Scan the entries below and extract each line with the word "Length" in it.

----

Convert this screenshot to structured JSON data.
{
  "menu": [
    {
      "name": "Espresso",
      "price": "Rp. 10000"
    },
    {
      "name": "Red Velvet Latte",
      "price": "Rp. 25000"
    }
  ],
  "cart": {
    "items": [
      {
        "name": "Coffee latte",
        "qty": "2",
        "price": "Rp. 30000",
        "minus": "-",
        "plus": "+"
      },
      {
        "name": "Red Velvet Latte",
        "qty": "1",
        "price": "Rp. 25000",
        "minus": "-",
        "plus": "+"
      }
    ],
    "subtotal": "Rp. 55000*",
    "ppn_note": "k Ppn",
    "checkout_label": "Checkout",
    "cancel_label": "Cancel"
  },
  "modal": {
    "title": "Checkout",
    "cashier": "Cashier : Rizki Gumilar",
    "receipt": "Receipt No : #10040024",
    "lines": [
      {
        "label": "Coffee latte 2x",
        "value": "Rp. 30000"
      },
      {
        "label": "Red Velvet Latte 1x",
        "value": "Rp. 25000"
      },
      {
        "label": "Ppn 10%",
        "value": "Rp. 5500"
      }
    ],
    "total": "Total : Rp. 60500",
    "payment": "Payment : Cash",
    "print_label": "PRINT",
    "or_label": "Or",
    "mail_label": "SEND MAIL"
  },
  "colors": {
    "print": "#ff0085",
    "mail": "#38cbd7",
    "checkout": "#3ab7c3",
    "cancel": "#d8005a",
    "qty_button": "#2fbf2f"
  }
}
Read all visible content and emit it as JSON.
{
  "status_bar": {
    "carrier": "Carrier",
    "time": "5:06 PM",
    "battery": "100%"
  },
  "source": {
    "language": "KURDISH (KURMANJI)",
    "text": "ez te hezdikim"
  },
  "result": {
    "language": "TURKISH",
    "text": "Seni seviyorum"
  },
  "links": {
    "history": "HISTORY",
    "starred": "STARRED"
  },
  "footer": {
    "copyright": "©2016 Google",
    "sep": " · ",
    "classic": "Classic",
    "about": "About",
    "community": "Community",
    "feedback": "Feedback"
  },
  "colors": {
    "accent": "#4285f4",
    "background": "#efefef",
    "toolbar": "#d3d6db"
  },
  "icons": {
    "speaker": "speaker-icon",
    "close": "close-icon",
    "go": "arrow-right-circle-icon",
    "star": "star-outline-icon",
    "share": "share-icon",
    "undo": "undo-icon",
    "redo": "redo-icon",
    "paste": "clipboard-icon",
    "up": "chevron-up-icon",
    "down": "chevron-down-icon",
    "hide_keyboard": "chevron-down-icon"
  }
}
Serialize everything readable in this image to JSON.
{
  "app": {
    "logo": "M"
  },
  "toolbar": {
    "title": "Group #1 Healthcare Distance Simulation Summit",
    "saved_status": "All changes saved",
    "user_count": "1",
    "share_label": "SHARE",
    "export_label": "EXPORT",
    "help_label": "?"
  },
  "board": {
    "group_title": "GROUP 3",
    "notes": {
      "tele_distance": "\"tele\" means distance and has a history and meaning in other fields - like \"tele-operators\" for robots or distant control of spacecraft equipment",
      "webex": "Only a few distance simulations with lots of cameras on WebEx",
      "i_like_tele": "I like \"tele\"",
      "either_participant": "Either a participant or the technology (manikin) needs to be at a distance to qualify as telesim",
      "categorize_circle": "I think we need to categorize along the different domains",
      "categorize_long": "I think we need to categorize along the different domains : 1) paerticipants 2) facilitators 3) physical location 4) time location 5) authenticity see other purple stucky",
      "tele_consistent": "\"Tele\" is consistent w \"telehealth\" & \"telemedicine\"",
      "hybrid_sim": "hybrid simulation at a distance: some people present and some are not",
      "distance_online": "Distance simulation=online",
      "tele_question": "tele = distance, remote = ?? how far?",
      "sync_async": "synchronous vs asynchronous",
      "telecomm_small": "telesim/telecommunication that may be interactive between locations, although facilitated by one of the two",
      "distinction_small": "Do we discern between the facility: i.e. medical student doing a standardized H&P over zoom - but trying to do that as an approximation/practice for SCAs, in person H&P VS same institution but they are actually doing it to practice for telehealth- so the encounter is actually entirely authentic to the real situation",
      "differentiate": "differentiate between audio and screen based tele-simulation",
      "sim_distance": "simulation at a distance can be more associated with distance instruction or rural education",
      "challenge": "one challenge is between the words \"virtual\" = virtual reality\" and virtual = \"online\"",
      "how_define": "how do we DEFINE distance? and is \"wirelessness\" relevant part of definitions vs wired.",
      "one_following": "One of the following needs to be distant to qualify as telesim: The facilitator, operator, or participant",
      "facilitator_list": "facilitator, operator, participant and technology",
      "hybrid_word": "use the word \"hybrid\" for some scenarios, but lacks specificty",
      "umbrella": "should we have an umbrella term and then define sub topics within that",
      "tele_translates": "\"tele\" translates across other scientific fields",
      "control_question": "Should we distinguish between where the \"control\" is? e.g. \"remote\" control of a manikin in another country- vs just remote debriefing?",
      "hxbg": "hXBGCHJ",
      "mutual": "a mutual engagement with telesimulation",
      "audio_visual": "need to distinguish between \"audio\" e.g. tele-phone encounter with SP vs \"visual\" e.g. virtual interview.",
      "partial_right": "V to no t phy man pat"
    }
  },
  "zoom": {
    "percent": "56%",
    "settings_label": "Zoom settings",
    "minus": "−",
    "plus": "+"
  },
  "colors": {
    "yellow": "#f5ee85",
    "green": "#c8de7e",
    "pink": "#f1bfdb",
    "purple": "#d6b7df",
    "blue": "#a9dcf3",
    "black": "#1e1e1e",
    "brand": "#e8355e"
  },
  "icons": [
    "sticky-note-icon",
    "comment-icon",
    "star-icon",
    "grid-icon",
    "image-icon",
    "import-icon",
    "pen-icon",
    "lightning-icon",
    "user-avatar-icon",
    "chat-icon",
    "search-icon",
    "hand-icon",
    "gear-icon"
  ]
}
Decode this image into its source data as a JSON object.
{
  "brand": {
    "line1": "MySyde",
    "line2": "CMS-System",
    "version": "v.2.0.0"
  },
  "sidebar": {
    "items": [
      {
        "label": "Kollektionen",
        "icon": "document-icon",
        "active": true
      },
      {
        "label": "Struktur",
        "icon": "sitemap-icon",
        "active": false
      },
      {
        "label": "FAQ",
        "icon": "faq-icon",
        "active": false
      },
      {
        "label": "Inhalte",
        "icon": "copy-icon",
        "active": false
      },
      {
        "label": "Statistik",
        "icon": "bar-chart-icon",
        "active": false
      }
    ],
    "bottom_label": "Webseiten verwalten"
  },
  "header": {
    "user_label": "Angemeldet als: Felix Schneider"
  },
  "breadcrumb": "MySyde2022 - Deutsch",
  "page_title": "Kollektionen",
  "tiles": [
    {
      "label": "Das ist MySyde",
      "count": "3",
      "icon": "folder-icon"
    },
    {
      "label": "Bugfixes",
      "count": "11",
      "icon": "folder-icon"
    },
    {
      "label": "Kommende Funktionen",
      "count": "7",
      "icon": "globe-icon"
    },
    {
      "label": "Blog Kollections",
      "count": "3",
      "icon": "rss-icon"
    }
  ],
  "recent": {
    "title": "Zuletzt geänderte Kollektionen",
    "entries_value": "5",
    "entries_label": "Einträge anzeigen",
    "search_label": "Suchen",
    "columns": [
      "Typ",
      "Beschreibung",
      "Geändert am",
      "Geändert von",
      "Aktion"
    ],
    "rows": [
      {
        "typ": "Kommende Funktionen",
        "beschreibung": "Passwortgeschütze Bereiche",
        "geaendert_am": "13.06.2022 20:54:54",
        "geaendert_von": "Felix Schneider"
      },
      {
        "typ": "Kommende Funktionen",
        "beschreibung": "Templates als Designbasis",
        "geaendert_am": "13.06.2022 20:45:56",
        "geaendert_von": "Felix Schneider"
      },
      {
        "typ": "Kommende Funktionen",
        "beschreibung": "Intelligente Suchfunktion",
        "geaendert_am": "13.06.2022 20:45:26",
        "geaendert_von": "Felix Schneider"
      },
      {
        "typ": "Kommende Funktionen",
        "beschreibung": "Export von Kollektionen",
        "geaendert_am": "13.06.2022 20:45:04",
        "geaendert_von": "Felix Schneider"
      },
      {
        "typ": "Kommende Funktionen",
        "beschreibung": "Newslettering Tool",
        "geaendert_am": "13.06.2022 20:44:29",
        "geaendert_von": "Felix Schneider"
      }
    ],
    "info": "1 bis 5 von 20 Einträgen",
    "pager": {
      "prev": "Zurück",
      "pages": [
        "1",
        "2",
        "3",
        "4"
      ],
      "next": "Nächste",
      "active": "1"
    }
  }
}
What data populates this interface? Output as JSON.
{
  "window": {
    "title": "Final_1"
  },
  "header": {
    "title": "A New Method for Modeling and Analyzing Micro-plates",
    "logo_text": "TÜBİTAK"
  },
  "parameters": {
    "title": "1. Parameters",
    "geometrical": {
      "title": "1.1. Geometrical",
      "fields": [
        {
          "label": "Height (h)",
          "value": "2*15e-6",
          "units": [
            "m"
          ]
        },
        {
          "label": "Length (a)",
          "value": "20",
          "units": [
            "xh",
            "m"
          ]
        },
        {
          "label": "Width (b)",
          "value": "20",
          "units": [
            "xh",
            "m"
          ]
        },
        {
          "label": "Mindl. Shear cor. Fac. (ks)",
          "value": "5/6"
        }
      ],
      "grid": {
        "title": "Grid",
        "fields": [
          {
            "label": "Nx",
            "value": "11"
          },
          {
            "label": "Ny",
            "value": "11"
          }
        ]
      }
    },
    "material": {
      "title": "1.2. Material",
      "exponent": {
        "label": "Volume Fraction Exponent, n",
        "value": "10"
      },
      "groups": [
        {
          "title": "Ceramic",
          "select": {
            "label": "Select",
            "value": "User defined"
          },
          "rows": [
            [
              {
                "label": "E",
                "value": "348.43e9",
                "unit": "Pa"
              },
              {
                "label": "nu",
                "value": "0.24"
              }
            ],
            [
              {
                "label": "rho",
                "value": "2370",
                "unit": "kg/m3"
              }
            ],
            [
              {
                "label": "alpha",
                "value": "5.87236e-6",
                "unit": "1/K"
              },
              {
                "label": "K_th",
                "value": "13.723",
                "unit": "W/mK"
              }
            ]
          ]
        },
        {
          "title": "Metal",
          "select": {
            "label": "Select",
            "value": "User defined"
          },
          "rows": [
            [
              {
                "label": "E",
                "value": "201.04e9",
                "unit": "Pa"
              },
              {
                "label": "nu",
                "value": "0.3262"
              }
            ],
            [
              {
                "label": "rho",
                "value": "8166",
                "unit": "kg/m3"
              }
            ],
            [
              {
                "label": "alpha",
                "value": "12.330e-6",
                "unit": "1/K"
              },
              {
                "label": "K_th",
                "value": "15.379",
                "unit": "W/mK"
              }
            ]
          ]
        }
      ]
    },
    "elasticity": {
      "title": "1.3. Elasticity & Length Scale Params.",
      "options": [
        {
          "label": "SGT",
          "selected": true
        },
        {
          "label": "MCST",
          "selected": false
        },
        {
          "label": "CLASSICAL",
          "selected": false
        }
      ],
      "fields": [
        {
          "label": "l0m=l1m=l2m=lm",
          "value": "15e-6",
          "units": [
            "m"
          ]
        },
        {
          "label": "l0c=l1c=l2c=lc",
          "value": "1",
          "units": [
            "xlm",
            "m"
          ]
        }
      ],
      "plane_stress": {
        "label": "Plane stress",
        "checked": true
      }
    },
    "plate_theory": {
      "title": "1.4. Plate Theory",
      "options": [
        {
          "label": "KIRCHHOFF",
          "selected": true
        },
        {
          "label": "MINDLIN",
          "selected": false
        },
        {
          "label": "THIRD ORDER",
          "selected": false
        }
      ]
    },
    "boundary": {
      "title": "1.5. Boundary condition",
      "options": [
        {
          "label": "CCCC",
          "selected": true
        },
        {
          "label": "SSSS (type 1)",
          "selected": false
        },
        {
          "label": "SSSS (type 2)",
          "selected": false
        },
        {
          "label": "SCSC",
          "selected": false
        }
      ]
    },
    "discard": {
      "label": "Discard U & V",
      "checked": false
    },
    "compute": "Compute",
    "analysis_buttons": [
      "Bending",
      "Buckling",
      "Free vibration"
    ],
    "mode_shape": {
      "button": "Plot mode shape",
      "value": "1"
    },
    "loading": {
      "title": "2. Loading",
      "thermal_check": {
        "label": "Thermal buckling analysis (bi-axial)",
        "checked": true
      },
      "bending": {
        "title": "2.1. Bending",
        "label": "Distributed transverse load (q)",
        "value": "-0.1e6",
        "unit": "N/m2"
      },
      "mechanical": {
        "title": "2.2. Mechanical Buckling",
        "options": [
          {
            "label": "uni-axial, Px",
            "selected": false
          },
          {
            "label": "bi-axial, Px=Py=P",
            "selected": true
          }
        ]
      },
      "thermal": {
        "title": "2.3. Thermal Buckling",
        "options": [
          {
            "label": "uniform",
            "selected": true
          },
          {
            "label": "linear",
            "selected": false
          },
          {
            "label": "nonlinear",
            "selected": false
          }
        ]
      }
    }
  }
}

----

Task response:
          "label": "Length (a)",
      "title": "1.3. Elasticity & Length Scale Params.",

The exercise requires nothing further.